### [Work to do]
Among the entries below, count the lines that contain the word "JSON". Write down only the total.

[Dataset rows about figures]

+ + + + + + +

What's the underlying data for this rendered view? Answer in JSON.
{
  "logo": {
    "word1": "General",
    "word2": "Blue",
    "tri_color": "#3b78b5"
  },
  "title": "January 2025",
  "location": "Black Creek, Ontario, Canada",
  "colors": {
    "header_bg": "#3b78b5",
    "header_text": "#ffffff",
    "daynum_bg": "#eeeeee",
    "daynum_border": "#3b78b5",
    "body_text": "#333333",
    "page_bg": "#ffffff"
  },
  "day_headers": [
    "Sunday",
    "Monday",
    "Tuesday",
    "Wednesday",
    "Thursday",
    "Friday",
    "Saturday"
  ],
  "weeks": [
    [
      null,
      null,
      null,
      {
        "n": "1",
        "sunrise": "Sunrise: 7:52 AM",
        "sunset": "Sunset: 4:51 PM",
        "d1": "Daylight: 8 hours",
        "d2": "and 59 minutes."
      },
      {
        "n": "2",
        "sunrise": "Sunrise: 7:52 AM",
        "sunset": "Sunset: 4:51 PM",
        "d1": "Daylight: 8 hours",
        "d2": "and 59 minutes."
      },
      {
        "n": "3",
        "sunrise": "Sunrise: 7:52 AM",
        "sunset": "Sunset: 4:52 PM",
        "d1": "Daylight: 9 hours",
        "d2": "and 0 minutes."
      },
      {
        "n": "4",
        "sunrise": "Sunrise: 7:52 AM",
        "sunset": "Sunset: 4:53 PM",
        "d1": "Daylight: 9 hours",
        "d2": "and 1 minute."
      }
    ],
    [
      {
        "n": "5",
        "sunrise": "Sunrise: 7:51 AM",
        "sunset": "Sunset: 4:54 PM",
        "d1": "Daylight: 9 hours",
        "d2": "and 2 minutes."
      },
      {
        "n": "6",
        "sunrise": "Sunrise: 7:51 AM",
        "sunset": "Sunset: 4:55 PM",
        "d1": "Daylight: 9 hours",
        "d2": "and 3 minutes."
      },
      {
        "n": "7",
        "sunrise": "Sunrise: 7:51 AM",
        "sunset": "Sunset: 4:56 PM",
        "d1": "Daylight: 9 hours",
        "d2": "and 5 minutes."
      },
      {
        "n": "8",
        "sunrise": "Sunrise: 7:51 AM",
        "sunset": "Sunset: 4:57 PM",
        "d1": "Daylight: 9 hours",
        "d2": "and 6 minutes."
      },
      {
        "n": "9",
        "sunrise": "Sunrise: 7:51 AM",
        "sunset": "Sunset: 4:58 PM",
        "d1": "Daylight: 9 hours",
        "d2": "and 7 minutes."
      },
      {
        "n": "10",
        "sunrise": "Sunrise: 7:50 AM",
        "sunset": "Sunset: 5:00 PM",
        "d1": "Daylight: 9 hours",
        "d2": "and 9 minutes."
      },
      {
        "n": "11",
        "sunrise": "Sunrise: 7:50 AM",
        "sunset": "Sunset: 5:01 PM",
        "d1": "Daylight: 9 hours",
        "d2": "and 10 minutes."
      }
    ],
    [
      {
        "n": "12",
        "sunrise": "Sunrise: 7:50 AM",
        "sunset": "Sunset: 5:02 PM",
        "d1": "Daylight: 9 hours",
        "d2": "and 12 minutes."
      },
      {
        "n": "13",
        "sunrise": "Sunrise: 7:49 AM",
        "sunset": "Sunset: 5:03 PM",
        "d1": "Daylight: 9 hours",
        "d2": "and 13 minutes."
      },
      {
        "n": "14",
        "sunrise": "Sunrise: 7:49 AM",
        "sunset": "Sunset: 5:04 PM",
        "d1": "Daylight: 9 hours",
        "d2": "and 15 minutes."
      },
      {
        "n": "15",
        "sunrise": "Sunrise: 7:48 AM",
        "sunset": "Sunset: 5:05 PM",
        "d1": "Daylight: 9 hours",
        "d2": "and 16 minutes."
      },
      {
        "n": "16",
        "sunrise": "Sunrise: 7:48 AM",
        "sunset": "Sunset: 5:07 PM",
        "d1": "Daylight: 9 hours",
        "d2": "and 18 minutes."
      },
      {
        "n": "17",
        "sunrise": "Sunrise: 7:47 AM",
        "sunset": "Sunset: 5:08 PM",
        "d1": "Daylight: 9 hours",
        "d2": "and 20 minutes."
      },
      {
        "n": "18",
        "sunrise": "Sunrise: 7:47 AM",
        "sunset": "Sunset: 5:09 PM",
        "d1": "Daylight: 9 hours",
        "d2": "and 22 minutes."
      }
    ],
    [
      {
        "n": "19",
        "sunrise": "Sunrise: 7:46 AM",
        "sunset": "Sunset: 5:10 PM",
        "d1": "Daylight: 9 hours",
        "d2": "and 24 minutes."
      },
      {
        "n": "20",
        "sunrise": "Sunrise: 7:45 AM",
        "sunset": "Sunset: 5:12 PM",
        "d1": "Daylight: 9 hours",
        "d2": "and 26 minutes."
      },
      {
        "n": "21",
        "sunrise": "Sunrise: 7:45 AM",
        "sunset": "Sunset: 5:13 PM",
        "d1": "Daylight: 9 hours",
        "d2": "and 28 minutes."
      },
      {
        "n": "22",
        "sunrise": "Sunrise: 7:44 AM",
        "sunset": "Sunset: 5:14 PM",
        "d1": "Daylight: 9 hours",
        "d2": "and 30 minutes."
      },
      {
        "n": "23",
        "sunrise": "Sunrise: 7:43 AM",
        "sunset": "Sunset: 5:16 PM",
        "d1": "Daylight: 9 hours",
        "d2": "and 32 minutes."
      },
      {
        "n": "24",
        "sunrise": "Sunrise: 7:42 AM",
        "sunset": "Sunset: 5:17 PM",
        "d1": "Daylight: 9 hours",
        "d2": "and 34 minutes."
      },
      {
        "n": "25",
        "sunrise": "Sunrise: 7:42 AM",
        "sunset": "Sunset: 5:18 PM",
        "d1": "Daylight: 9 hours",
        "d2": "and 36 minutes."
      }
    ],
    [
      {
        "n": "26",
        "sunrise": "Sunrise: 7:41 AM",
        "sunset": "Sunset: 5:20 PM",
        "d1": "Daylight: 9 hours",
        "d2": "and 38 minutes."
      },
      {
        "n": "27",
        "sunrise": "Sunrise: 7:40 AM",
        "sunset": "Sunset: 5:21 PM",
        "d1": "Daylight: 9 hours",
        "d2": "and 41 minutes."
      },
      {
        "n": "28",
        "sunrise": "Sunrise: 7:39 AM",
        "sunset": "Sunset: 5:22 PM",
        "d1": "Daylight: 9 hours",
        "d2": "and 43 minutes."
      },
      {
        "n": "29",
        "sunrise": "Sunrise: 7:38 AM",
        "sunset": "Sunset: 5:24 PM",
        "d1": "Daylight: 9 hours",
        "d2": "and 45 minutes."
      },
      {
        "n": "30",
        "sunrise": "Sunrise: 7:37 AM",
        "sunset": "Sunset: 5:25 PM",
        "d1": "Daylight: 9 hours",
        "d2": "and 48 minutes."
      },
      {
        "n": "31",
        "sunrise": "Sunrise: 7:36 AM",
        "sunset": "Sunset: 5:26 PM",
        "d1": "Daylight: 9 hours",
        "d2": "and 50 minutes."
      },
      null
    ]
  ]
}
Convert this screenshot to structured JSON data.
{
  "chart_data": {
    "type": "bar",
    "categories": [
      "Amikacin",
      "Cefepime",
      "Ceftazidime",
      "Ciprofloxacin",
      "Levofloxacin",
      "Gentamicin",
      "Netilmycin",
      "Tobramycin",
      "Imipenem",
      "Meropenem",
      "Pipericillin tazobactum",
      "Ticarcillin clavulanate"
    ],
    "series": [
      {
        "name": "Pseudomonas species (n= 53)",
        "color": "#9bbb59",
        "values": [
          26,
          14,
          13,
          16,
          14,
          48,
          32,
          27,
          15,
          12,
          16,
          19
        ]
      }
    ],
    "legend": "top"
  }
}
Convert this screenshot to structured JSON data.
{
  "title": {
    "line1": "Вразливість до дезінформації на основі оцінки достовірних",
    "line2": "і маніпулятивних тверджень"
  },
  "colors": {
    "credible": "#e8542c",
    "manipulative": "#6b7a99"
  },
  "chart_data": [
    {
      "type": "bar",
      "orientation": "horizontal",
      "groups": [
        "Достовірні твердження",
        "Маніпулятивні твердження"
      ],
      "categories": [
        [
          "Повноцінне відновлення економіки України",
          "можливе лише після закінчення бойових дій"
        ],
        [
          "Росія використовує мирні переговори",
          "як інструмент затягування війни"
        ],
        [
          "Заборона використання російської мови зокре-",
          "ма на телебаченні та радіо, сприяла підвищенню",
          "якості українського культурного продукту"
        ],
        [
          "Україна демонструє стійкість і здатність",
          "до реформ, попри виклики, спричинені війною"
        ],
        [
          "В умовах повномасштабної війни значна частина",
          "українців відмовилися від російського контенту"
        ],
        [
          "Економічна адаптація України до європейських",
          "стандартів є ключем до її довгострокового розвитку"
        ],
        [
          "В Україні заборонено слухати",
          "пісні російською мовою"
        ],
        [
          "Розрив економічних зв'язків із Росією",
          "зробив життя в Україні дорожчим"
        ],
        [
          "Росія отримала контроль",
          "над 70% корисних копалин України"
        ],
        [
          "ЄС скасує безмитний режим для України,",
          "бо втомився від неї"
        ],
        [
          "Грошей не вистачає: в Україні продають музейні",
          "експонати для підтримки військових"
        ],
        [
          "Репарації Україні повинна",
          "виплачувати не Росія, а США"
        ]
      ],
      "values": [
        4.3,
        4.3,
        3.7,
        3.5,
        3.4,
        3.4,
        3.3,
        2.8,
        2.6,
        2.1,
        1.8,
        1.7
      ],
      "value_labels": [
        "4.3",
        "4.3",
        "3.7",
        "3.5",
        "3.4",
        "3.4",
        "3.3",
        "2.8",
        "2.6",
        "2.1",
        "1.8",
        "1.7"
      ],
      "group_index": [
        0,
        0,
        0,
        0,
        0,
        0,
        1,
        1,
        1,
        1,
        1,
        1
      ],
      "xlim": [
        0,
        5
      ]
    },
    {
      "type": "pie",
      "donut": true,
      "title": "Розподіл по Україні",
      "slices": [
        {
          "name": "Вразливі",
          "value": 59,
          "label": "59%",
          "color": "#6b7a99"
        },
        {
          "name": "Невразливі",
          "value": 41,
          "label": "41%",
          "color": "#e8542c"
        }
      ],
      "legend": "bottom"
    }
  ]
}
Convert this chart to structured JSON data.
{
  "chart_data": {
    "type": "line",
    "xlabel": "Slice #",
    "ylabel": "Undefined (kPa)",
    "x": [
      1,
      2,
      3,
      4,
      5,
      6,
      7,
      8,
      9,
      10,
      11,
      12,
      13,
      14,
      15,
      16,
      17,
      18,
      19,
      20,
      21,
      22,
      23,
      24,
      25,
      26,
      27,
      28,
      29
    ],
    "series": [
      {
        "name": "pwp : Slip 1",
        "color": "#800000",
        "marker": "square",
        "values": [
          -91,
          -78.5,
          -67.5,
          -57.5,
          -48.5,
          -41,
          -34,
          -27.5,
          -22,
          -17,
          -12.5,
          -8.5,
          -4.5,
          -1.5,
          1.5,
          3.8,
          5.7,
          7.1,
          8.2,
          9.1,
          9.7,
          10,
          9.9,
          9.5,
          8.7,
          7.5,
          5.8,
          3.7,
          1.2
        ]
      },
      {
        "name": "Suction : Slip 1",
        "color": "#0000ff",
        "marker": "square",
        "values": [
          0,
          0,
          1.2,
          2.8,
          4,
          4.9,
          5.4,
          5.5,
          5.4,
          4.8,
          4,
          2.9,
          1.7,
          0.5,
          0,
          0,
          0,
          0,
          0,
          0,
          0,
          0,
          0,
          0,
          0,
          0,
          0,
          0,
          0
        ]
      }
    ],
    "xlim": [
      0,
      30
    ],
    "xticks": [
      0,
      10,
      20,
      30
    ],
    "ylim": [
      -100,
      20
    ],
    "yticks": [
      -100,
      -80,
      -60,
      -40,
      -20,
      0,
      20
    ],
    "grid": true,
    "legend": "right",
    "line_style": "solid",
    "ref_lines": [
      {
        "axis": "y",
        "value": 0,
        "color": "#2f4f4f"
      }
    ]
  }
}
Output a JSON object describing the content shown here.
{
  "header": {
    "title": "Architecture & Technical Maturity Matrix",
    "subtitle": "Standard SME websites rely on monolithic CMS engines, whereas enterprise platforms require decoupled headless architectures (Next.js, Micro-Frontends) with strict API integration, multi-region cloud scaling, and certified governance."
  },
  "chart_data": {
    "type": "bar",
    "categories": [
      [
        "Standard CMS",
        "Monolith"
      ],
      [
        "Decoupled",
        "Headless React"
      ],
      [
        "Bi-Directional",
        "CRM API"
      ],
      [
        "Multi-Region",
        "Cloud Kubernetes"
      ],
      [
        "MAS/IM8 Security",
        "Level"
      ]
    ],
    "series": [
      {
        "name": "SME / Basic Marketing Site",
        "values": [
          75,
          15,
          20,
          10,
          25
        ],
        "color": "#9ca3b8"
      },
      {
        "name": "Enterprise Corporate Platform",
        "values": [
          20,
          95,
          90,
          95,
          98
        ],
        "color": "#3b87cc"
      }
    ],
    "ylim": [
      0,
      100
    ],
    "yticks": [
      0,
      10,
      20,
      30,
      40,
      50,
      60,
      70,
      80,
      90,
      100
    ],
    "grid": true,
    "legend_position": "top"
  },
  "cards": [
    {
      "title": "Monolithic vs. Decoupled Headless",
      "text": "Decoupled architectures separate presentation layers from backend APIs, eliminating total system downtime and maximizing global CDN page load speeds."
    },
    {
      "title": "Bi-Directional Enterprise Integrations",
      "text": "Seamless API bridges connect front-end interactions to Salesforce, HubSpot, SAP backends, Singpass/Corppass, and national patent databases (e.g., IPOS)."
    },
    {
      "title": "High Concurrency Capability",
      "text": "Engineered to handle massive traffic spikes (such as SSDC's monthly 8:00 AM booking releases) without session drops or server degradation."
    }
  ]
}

+ + + + + + +

### [Solution below]
5